## Your instructions
Please write out the complete listing that follows, exactly as it reads.

____________________

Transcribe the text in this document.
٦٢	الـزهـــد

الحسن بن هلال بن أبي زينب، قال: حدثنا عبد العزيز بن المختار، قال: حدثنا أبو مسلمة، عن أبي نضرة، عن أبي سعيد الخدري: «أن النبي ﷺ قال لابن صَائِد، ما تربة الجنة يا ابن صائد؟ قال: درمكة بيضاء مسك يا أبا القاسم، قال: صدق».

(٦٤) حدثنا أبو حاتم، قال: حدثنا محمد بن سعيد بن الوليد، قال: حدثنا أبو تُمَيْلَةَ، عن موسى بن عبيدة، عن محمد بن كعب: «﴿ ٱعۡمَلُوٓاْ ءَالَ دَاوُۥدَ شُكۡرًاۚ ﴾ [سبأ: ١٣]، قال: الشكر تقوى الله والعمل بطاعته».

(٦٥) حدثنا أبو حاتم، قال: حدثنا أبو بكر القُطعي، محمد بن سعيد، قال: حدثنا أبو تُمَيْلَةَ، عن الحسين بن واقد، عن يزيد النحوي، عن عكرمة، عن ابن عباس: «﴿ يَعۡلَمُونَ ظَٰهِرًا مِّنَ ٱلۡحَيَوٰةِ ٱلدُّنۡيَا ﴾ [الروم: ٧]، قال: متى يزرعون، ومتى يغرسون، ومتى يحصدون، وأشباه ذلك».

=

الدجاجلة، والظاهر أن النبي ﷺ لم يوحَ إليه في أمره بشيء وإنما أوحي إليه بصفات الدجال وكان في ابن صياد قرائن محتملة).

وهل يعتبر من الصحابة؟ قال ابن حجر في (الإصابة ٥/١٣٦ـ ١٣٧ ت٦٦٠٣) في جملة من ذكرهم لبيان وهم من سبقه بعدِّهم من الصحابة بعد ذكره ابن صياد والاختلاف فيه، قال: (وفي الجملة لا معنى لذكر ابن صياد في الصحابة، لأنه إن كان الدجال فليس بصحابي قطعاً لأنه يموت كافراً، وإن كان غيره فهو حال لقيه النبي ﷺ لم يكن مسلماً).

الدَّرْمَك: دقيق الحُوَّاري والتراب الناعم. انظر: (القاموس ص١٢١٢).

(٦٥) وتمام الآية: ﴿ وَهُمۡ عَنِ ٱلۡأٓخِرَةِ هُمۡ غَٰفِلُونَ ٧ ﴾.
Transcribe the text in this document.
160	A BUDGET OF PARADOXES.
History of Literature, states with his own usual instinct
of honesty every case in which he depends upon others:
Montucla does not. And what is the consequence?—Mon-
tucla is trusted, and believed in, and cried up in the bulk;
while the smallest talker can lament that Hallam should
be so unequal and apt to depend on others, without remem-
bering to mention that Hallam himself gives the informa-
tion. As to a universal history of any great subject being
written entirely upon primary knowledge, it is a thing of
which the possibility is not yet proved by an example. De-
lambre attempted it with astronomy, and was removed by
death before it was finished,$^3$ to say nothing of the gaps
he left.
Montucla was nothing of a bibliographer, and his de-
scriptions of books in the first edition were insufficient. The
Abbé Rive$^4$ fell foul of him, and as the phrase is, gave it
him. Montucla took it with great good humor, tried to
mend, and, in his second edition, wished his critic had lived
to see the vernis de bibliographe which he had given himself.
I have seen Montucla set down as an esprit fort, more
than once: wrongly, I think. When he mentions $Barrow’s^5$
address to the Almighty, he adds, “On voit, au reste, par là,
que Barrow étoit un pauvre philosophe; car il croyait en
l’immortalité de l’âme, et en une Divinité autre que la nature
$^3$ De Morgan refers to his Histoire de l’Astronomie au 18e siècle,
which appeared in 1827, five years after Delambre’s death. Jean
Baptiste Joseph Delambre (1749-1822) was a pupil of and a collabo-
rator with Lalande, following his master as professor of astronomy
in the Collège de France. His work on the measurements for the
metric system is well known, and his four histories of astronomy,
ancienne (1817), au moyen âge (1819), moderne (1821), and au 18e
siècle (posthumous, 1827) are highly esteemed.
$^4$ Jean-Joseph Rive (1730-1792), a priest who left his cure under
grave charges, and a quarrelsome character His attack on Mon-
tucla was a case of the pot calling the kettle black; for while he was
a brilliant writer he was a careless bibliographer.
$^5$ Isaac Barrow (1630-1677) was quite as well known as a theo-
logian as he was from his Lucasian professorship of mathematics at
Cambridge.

____________________

## Full solution
Transcribe the text in this document.
٦٢	الـزهـــد

الحسن بن هلال بن أبي زينب، قال: حدثنا عبد العزيز بن المختار، قال: حدثنا أبو مسلمة، عن أبي نضرة، عن أبي سعيد الخدري: «أن النبي ﷺ قال لابن صَائِد، ما تربة الجنة يا ابن صائد؟ قال: درمكة بيضاء مسك يا أبا القاسم، قال: صدق».

(٦٤) حدثنا أبو حاتم، قال: حدثنا محمد بن سعيد بن الوليد، قال: حدثنا أبو تُمَيْلَةَ، عن موسى بن عبيدة، عن محمد بن كعب: «﴿ ٱعۡمَلُوٓاْ ءَالَ دَاوُۥدَ شُكۡرًاۚ ﴾ [سبأ: ١٣]، قال: الشكر تقوى الله والعمل بطاعته».

(٦٥) حدثنا أبو حاتم، قال: حدثنا أبو بكر القُطعي، محمد بن سعيد، قال: حدثنا أبو تُمَيْلَةَ، عن الحسين بن واقد، عن يزيد النحوي، عن عكرمة، عن ابن عباس: «﴿ يَعۡلَمُونَ ظَٰهِرًا مِّنَ ٱلۡحَيَوٰةِ ٱلدُّنۡيَا ﴾ [الروم: ٧]، قال: متى يزرعون، ومتى يغرسون، ومتى يحصدون، وأشباه ذلك».

=

الدجاجلة، والظاهر أن النبي ﷺ لم يوحَ إليه في أمره بشيء وإنما أوحي إليه بصفات الدجال وكان في ابن صياد قرائن محتملة).

وهل يعتبر من الصحابة؟ قال ابن حجر في (الإصابة ٥/١٣٦ـ ١٣٧ ت٦٦٠٣) في جملة من ذكرهم لبيان وهم من سبقه بعدِّهم من الصحابة بعد ذكره ابن صياد والاختلاف فيه، قال: (وفي الجملة لا معنى لذكر ابن صياد في الصحابة، لأنه إن كان الدجال فليس بصحابي قطعاً لأنه يموت كافراً، وإن كان غيره فهو حال لقيه النبي ﷺ لم يكن مسلماً).

الدَّرْمَك: دقيق الحُوَّاري والتراب الناعم. انظر: (القاموس ص١٢١٢).

(٦٥) وتمام الآية: ﴿ وَهُمۡ عَنِ ٱلۡأٓخِرَةِ هُمۡ غَٰفِلُونَ ٧ ﴾.
Transcribe the text in this document.
160	A BUDGET OF PARADOXES.
History of Literature, states with his own usual instinct
of honesty every case in which he depends upon others:
Montucla does not. And what is the consequence?—Mon-
tucla is trusted, and believed in, and cried up in the bulk;
while the smallest talker can lament that Hallam should
be so unequal and apt to depend on others, without remem-
bering to mention that Hallam himself gives the informa-
tion. As to a universal history of any great subject being
written entirely upon primary knowledge, it is a thing of
which the possibility is not yet proved by an example. De-
lambre attempted it with astronomy, and was removed by
death before it was finished,$^3$ to say nothing of the gaps
he left.
Montucla was nothing of a bibliographer, and his de-
scriptions of books in the first edition were insufficient. The
Abbé Rive$^4$ fell foul of him, and as the phrase is, gave it
him. Montucla took it with great good humor, tried to
mend, and, in his second edition, wished his critic had lived
to see the vernis de bibliographe which he had given himself.
I have seen Montucla set down as an esprit fort, more
than once: wrongly, I think. When he mentions $Barrow’s^5$
address to the Almighty, he adds, “On voit, au reste, par là,
que Barrow étoit un pauvre philosophe; car il croyait en
l’immortalité de l’âme, et en une Divinité autre que la nature
$^3$ De Morgan refers to his Histoire de l’Astronomie au 18e siècle,
which appeared in 1827, five years after Delambre’s death. Jean
Baptiste Joseph Delambre (1749-1822) was a pupil of and a collabo-
rator with Lalande, following his master as professor of astronomy
in the Collège de France. His work on the measurements for the
metric system is well known, and his four histories of astronomy,
ancienne (1817), au moyen âge (1819), moderne (1821), and au 18e
siècle (posthumous, 1827) are highly esteemed.
$^4$ Jean-Joseph Rive (1730-1792), a priest who left his cure under
grave charges, and a quarrelsome character His attack on Mon-
tucla was a case of the pot calling the kettle black; for while he was
a brilliant writer he was a careless bibliographer.
$^5$ Isaac Barrow (1630-1677) was quite as well known as a theo-
logian as he was from his Lucasian professorship of mathematics at
Cambridge.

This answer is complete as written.